Stored data:
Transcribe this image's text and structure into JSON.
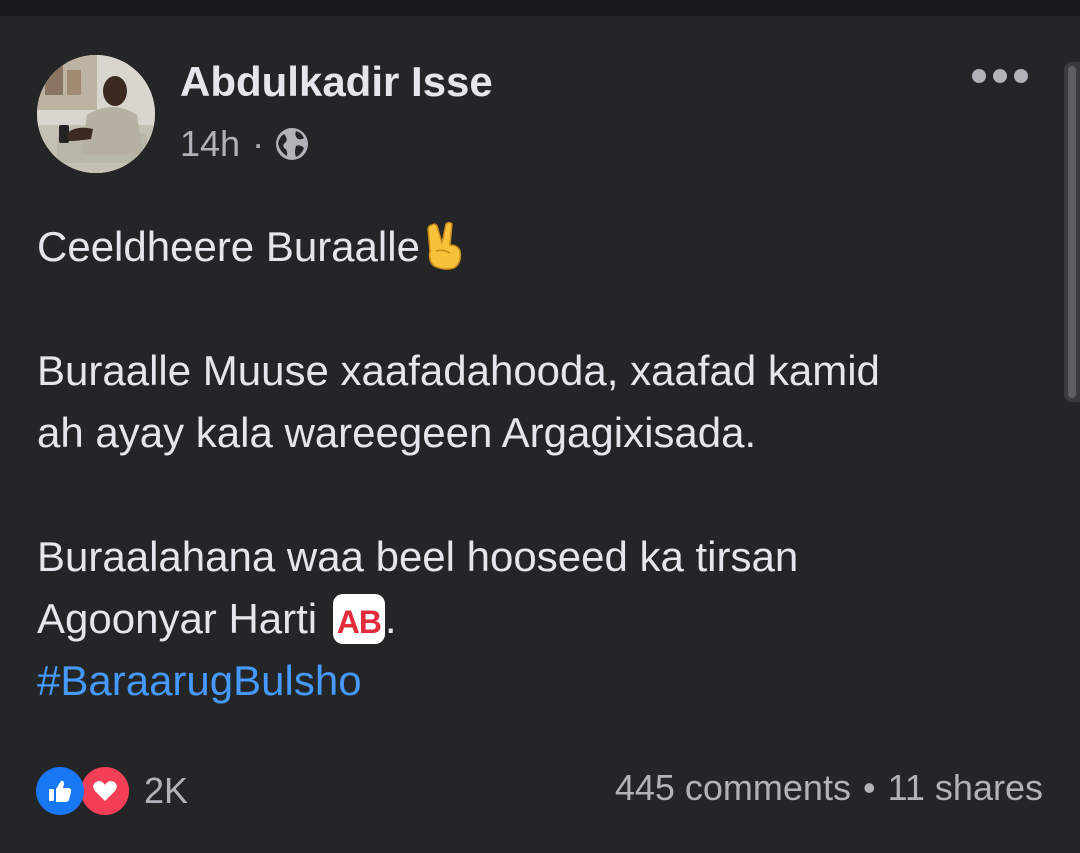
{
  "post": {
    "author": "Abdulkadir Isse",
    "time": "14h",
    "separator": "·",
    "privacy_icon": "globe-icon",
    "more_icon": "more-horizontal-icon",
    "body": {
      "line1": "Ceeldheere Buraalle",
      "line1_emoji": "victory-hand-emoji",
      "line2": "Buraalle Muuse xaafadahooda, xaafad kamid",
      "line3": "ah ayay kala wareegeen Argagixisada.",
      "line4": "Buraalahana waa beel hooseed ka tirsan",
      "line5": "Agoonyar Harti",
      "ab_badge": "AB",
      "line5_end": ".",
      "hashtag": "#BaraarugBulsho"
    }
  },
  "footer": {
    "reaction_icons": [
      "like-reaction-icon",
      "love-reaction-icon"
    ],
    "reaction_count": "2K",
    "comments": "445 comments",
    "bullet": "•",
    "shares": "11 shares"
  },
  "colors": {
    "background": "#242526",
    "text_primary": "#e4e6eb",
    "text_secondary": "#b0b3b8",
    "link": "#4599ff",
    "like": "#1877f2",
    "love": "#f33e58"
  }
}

◆ DIRECTION: Take the listing above and print it exactly, apart from the pictures.

◆ RESULT FOR THIS TASK:
Transcribe this image's text and structure into JSON.
{
  "post": {
    "author": "Abdulkadir Isse",
    "time": "14h",
    "separator": "·",
    "privacy_icon": "globe-icon",
    "more_icon": "more-horizontal-icon",
    "body": {
      "line1": "Ceeldheere Buraalle",
      "line1_emoji": "victory-hand-emoji",
      "line2": "Buraalle Muuse xaafadahooda, xaafad kamid",
      "line3": "ah ayay kala wareegeen Argagixisada.",
      "line4": "Buraalahana waa beel hooseed ka tirsan",
      "line5": "Agoonyar Harti",
      "ab_badge": "AB",
      "line5_end": ".",
      "hashtag": "#BaraarugBulsho"
    }
  },
  "footer": {
    "reaction_icons": [
      "like-reaction-icon",
      "love-reaction-icon"
    ],
    "reaction_count": "2K",
    "comments": "445 comments",
    "bullet": "•",
    "shares": "11 shares"
  },
  "colors": {
    "background": "#242526",
    "text_primary": "#e4e6eb",
    "text_secondary": "#b0b3b8",
    "link": "#4599ff",
    "like": "#1877f2",
    "love": "#f33e58"
  }
}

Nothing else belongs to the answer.